- What needs to be done: Check each line below for the word "المادة", and copy those that have it.

[Recorded data]
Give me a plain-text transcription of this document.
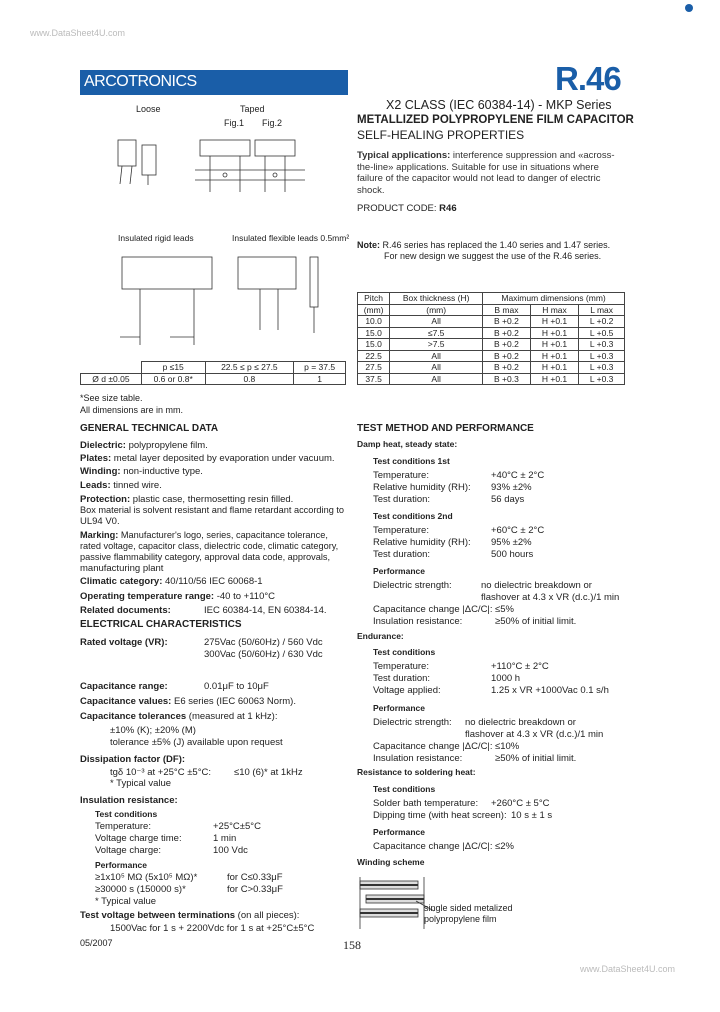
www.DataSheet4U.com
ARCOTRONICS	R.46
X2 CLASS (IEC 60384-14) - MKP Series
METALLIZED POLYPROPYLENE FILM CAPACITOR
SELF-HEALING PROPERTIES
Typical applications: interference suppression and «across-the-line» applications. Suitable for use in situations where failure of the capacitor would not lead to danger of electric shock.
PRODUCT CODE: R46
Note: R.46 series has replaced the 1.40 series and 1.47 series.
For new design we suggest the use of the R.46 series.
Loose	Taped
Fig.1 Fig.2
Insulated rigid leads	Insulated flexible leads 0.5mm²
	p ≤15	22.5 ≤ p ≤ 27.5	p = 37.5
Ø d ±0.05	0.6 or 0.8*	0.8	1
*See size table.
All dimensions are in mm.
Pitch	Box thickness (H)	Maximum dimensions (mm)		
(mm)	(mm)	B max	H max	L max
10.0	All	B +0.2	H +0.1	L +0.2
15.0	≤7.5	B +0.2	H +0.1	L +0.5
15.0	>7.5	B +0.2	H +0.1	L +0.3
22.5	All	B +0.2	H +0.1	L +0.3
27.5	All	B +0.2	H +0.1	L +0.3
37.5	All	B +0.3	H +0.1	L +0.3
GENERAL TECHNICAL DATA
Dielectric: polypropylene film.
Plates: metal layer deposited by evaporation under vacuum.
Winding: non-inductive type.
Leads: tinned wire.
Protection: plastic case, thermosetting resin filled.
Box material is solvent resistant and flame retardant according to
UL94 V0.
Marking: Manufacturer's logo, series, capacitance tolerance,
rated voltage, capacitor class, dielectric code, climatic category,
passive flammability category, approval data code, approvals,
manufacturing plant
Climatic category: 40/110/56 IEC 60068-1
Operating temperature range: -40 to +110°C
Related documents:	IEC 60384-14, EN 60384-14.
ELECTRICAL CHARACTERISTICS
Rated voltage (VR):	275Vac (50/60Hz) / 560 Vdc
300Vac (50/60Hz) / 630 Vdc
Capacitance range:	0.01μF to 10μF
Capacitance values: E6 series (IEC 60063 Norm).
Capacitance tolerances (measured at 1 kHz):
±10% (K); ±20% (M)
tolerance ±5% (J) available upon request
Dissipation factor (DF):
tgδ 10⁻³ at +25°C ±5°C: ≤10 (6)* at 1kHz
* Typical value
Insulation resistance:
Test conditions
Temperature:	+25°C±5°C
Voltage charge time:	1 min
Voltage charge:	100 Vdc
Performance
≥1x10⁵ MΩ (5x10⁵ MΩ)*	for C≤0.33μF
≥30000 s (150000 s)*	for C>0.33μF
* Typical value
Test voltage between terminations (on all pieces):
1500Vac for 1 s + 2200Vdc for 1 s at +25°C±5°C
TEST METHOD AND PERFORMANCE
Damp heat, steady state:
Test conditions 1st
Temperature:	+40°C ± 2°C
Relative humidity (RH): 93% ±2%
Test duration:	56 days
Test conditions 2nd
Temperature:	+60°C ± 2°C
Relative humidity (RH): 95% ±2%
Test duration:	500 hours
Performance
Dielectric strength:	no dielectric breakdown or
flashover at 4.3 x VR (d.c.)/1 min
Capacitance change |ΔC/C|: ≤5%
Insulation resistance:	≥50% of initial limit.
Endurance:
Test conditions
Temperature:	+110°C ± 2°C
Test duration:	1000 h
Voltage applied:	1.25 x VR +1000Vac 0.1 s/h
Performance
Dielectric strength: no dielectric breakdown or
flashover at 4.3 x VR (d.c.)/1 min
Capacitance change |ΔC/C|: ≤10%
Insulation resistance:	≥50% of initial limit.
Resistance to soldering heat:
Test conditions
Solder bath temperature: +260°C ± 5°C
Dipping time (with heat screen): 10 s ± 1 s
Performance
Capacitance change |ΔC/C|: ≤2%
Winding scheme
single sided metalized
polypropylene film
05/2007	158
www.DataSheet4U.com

* * *

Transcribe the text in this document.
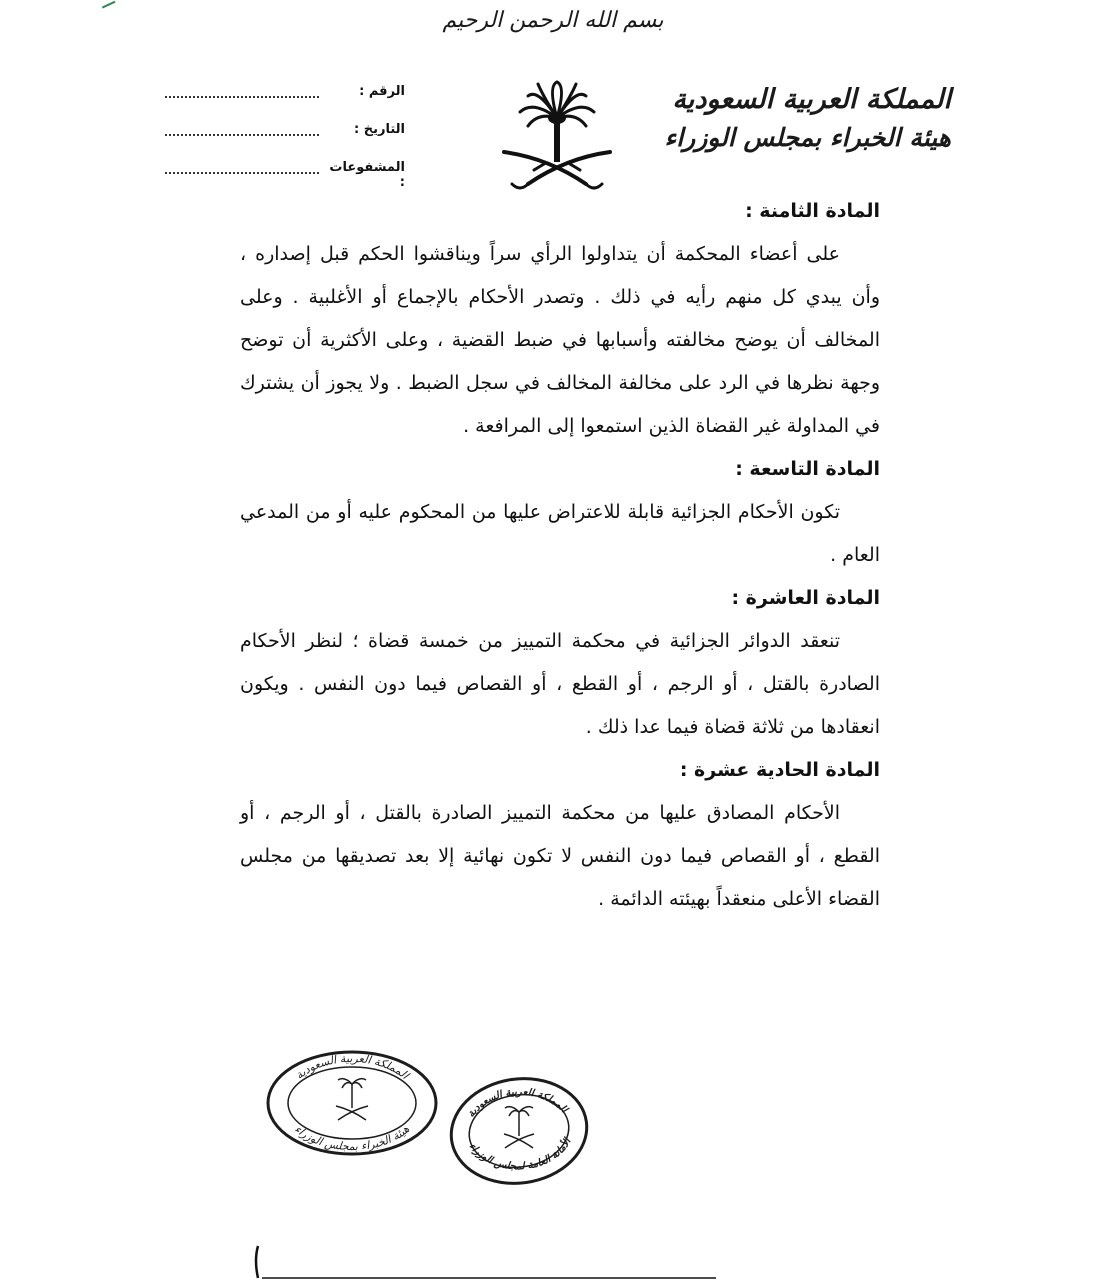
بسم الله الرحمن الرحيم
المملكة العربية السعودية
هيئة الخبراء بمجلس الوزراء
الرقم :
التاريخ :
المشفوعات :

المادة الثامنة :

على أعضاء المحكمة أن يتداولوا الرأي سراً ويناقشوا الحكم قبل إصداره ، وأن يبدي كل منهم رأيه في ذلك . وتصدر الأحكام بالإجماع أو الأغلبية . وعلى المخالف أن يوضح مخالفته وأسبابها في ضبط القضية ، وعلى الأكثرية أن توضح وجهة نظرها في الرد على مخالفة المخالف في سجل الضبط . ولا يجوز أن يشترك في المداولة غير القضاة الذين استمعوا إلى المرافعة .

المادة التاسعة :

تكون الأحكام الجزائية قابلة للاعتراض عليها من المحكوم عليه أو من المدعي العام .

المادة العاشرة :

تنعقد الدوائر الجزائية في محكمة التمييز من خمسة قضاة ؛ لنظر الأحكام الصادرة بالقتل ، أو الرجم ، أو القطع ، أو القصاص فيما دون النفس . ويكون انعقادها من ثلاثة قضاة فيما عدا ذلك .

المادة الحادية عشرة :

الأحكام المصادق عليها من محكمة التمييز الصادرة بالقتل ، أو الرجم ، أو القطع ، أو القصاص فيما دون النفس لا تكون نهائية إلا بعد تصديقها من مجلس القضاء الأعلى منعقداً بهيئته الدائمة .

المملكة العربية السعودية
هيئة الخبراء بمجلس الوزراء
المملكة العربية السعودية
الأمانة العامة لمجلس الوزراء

- Response for this exercise:
المادة الثامنة :
المادة التاسعة :
المادة العاشرة :
المادة الحادية عشرة :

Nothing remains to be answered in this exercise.